Task details: What follows are records. Restate all of them word for word.

Given data:

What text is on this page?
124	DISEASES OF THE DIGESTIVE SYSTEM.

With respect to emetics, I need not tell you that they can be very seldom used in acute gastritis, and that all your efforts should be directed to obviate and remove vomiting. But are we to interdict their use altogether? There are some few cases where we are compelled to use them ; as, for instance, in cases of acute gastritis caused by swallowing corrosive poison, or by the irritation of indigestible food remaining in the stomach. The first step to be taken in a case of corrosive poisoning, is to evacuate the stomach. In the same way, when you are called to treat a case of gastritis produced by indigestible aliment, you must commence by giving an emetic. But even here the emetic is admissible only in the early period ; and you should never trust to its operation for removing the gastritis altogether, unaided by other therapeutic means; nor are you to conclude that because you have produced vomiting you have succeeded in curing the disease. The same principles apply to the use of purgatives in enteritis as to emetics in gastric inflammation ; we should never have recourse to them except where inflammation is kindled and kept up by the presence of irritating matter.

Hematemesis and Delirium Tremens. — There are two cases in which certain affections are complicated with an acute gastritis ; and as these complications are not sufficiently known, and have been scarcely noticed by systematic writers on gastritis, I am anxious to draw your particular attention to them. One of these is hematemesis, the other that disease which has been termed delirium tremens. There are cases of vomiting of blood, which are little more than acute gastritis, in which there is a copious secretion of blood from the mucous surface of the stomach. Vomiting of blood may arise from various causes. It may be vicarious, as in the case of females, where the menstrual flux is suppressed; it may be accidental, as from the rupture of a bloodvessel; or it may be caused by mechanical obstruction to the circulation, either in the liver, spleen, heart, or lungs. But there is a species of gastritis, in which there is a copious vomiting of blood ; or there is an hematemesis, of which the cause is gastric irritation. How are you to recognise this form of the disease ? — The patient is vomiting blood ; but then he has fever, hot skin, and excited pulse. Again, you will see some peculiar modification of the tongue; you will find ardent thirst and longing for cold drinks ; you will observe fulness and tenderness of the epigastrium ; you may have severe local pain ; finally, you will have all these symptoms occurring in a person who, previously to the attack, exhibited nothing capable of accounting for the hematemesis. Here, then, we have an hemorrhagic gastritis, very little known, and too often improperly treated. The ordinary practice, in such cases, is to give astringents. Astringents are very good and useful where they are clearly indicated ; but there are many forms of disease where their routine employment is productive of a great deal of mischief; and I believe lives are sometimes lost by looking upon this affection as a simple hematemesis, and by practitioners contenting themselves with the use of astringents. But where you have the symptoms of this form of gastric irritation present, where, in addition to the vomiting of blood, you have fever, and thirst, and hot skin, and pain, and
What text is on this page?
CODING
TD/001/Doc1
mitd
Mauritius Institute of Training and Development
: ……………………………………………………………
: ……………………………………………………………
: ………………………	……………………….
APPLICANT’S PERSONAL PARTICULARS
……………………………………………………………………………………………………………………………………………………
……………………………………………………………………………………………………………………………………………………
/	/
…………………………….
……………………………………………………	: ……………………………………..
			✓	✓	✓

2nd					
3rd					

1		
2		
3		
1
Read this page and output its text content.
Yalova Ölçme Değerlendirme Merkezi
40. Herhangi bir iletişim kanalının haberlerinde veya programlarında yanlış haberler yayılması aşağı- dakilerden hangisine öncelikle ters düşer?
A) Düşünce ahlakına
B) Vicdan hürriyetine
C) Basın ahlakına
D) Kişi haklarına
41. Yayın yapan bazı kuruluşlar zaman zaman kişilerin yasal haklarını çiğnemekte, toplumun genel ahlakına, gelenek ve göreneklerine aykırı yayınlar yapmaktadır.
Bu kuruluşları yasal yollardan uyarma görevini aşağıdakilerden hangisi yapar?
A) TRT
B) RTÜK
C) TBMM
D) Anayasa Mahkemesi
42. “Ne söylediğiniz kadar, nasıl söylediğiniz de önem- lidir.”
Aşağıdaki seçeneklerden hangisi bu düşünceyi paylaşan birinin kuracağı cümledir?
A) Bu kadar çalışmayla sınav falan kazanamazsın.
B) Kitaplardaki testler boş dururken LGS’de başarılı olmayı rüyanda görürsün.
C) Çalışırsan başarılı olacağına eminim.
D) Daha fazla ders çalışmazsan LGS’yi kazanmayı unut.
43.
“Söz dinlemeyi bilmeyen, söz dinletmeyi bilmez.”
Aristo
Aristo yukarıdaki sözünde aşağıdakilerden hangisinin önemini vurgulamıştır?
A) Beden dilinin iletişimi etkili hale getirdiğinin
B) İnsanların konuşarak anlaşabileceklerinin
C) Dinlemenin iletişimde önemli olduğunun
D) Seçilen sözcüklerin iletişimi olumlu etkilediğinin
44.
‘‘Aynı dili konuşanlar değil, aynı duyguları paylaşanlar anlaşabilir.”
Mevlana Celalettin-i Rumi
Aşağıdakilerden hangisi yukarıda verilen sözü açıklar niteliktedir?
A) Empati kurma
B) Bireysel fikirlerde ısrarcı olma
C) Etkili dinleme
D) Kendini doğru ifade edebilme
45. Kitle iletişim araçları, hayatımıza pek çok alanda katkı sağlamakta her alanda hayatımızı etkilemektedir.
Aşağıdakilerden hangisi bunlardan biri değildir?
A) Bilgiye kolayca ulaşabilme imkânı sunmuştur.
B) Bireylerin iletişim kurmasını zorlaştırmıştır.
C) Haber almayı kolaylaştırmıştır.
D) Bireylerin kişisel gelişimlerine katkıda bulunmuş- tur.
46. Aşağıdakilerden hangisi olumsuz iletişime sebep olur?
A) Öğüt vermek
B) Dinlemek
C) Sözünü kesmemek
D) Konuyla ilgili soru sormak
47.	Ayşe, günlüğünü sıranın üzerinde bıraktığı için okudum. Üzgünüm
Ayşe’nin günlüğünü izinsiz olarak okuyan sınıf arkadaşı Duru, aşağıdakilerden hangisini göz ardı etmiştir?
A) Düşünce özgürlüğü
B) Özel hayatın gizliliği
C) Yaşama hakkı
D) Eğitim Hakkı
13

Response to the exercise:
What text is on this page?
124	DISEASES OF THE DIGESTIVE SYSTEM.

With respect to emetics, I need not tell you that they can be very seldom used in acute gastritis, and that all your efforts should be directed to obviate and remove vomiting. But are we to interdict their use altogether? There are some few cases where we are compelled to use them ; as, for instance, in cases of acute gastritis caused by swallowing corrosive poison, or by the irritation of indigestible food remaining in the stomach. The first step to be taken in a case of corrosive poisoning, is to evacuate the stomach. In the same way, when you are called to treat a case of gastritis produced by indigestible aliment, you must commence by giving an emetic. But even here the emetic is admissible only in the early period ; and you should never trust to its operation for removing the gastritis altogether, unaided by other therapeutic means; nor are you to conclude that because you have produced vomiting you have succeeded in curing the disease. The same principles apply to the use of purgatives in enteritis as to emetics in gastric inflammation ; we should never have recourse to them except where inflammation is kindled and kept up by the presence of irritating matter.

Hematemesis and Delirium Tremens. — There are two cases in which certain affections are complicated with an acute gastritis ; and as these complications are not sufficiently known, and have been scarcely noticed by systematic writers on gastritis, I am anxious to draw your particular attention to them. One of these is hematemesis, the other that disease which has been termed delirium tremens. There are cases of vomiting of blood, which are little more than acute gastritis, in which there is a copious secretion of blood from the mucous surface of the stomach. Vomiting of blood may arise from various causes. It may be vicarious, as in the case of females, where the menstrual flux is suppressed; it may be accidental, as from the rupture of a bloodvessel; or it may be caused by mechanical obstruction to the circulation, either in the liver, spleen, heart, or lungs. But there is a species of gastritis, in which there is a copious vomiting of blood ; or there is an hematemesis, of which the cause is gastric irritation. How are you to recognise this form of the disease ? — The patient is vomiting blood ; but then he has fever, hot skin, and excited pulse. Again, you will see some peculiar modification of the tongue; you will find ardent thirst and longing for cold drinks ; you will observe fulness and tenderness of the epigastrium ; you may have severe local pain ; finally, you will have all these symptoms occurring in a person who, previously to the attack, exhibited nothing capable of accounting for the hematemesis. Here, then, we have an hemorrhagic gastritis, very little known, and too often improperly treated. The ordinary practice, in such cases, is to give astringents. Astringents are very good and useful where they are clearly indicated ; but there are many forms of disease where their routine employment is productive of a great deal of mischief; and I believe lives are sometimes lost by looking upon this affection as a simple hematemesis, and by practitioners contenting themselves with the use of astringents. But where you have the symptoms of this form of gastric irritation present, where, in addition to the vomiting of blood, you have fever, and thirst, and hot skin, and pain, and
What text is on this page?
CODING
TD/001/Doc1
mitd
Mauritius Institute of Training and Development
: ……………………………………………………………
: ……………………………………………………………
: ………………………	……………………….
APPLICANT’S PERSONAL PARTICULARS
……………………………………………………………………………………………………………………………………………………
……………………………………………………………………………………………………………………………………………………
/	/
…………………………….
……………………………………………………	: ……………………………………..
			✓	✓	✓

2nd					
3rd					

1		
2		
3		
1
Read this page and output its text content.
Yalova Ölçme Değerlendirme Merkezi
40. Herhangi bir iletişim kanalının haberlerinde veya programlarında yanlış haberler yayılması aşağı- dakilerden hangisine öncelikle ters düşer?
A) Düşünce ahlakına
B) Vicdan hürriyetine
C) Basın ahlakına
D) Kişi haklarına
41. Yayın yapan bazı kuruluşlar zaman zaman kişilerin yasal haklarını çiğnemekte, toplumun genel ahlakına, gelenek ve göreneklerine aykırı yayınlar yapmaktadır.
Bu kuruluşları yasal yollardan uyarma görevini aşağıdakilerden hangisi yapar?
A) TRT
B) RTÜK
C) TBMM
D) Anayasa Mahkemesi
42. “Ne söylediğiniz kadar, nasıl söylediğiniz de önem- lidir.”
Aşağıdaki seçeneklerden hangisi bu düşünceyi paylaşan birinin kuracağı cümledir?
A) Bu kadar çalışmayla sınav falan kazanamazsın.
B) Kitaplardaki testler boş dururken LGS’de başarılı olmayı rüyanda görürsün.
C) Çalışırsan başarılı olacağına eminim.
D) Daha fazla ders çalışmazsan LGS’yi kazanmayı unut.
43.
“Söz dinlemeyi bilmeyen, söz dinletmeyi bilmez.”
Aristo
Aristo yukarıdaki sözünde aşağıdakilerden hangisinin önemini vurgulamıştır?
A) Beden dilinin iletişimi etkili hale getirdiğinin
B) İnsanların konuşarak anlaşabileceklerinin
C) Dinlemenin iletişimde önemli olduğunun
D) Seçilen sözcüklerin iletişimi olumlu etkilediğinin
44.
‘‘Aynı dili konuşanlar değil, aynı duyguları paylaşanlar anlaşabilir.”
Mevlana Celalettin-i Rumi
Aşağıdakilerden hangisi yukarıda verilen sözü açıklar niteliktedir?
A) Empati kurma
B) Bireysel fikirlerde ısrarcı olma
C) Etkili dinleme
D) Kendini doğru ifade edebilme
45. Kitle iletişim araçları, hayatımıza pek çok alanda katkı sağlamakta her alanda hayatımızı etkilemektedir.
Aşağıdakilerden hangisi bunlardan biri değildir?
A) Bilgiye kolayca ulaşabilme imkânı sunmuştur.
B) Bireylerin iletişim kurmasını zorlaştırmıştır.
C) Haber almayı kolaylaştırmıştır.
D) Bireylerin kişisel gelişimlerine katkıda bulunmuş- tur.
46. Aşağıdakilerden hangisi olumsuz iletişime sebep olur?
A) Öğüt vermek
B) Dinlemek
C) Sözünü kesmemek
D) Konuyla ilgili soru sormak
47.	Ayşe, günlüğünü sıranın üzerinde bıraktığı için okudum. Üzgünüm
Ayşe’nin günlüğünü izinsiz olarak okuyan sınıf arkadaşı Duru, aşağıdakilerden hangisini göz ardı etmiştir?
A) Düşünce özgürlüğü
B) Özel hayatın gizliliği
C) Yaşama hakkı
D) Eğitim Hakkı
13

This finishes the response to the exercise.